> [Goal]
Of the lines in this listing, how many contain the word "screenshot"? Give the number and nothing else.

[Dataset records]
>>

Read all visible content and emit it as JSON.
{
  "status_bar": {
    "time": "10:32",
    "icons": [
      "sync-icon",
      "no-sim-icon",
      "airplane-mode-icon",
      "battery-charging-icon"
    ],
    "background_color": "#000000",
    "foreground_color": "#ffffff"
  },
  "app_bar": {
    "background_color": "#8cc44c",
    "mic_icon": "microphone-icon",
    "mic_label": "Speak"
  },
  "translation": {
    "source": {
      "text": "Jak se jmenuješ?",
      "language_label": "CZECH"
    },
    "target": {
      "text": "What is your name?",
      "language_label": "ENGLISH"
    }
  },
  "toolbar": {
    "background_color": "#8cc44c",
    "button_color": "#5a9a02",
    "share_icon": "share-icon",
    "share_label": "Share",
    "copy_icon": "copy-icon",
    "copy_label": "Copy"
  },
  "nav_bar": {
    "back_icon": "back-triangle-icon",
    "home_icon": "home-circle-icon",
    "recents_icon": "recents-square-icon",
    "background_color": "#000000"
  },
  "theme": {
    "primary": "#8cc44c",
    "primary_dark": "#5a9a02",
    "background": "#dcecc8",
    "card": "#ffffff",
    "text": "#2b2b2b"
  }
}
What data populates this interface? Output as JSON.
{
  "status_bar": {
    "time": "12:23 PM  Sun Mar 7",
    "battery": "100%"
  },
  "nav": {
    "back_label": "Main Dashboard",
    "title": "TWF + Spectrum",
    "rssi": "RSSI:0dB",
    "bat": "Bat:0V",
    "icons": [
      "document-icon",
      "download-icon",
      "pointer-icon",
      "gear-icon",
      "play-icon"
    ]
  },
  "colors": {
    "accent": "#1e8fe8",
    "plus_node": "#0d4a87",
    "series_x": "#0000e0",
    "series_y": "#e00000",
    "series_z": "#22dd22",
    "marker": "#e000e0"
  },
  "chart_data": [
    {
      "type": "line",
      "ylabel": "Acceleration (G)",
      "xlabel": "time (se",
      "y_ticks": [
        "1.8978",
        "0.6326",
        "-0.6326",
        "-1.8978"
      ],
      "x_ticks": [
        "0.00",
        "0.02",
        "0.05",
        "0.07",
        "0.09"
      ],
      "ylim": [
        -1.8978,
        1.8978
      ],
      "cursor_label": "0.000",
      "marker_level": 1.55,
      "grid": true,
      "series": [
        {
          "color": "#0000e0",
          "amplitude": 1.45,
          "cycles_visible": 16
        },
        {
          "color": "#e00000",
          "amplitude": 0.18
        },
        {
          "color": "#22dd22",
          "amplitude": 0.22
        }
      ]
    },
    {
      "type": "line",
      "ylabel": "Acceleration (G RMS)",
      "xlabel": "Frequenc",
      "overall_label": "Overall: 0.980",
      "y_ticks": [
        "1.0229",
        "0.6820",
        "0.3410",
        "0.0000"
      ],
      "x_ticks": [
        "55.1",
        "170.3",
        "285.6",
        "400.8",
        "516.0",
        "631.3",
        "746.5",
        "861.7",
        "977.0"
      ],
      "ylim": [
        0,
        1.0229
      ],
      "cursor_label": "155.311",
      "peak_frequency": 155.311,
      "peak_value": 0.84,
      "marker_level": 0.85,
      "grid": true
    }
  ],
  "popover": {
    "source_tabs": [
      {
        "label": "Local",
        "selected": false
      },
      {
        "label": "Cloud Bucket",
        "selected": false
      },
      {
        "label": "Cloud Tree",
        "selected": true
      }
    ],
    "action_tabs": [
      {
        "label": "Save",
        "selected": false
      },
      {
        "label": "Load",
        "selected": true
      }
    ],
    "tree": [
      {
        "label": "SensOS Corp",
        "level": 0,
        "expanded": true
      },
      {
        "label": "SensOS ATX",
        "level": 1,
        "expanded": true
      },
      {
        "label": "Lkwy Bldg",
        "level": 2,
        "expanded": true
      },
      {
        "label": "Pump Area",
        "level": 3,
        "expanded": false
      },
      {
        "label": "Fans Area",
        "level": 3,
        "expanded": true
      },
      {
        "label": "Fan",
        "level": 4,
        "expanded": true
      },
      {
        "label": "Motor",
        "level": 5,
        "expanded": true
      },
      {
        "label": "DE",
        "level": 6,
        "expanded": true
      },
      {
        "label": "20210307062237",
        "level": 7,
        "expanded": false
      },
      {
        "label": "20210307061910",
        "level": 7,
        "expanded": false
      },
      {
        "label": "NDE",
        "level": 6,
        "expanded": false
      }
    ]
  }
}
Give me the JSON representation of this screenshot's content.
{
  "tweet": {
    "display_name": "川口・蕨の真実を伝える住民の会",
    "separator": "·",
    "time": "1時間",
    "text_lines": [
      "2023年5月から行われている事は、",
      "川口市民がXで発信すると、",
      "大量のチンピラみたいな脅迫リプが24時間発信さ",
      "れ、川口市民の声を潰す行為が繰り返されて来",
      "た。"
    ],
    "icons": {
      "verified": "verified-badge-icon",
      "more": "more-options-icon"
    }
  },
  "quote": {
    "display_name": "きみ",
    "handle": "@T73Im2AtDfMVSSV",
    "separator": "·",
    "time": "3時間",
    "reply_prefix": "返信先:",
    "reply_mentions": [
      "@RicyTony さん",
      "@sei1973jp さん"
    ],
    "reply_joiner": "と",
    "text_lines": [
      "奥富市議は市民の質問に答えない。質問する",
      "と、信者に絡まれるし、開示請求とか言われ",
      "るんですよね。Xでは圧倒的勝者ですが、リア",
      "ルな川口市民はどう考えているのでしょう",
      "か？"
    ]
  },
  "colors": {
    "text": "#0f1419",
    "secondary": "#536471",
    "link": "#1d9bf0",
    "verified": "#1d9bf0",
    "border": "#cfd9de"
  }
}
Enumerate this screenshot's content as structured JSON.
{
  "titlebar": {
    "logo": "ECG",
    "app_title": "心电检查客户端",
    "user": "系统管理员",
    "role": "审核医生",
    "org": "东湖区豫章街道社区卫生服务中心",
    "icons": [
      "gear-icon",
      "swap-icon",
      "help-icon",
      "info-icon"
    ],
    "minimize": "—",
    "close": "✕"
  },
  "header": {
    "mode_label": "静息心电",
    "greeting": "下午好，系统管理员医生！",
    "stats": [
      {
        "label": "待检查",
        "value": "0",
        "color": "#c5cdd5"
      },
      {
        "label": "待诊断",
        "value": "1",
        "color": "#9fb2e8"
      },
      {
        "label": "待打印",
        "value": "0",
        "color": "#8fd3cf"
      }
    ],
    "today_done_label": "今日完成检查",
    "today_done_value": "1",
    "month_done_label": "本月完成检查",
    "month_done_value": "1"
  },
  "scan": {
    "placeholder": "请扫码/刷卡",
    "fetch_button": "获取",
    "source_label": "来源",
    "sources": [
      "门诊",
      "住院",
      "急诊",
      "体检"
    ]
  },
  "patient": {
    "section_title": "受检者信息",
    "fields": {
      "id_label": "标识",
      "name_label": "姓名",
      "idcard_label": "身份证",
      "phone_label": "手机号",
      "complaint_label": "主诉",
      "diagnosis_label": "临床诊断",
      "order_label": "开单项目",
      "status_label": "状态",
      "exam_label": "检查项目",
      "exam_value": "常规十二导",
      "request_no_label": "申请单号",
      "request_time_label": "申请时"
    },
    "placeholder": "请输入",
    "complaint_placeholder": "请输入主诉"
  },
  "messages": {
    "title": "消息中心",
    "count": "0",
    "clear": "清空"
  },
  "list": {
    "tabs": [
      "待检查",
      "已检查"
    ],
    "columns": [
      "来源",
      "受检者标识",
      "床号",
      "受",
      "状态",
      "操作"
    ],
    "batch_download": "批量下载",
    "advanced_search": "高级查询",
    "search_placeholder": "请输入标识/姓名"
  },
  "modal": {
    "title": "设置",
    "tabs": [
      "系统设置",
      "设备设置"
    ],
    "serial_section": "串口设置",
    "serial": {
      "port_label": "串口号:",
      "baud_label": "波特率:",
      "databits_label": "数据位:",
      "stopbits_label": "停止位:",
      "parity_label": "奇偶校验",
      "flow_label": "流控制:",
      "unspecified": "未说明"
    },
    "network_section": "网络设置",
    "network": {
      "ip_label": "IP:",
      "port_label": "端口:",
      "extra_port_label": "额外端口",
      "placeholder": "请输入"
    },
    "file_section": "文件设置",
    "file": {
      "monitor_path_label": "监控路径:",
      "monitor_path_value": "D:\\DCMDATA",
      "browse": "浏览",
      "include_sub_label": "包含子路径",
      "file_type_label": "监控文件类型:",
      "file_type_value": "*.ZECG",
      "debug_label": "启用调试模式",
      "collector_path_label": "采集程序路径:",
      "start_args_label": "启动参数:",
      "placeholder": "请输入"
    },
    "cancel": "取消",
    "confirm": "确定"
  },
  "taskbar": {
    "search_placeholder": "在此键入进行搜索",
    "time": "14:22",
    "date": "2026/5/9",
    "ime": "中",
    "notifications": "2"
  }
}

<<

> [Solution for this task]
2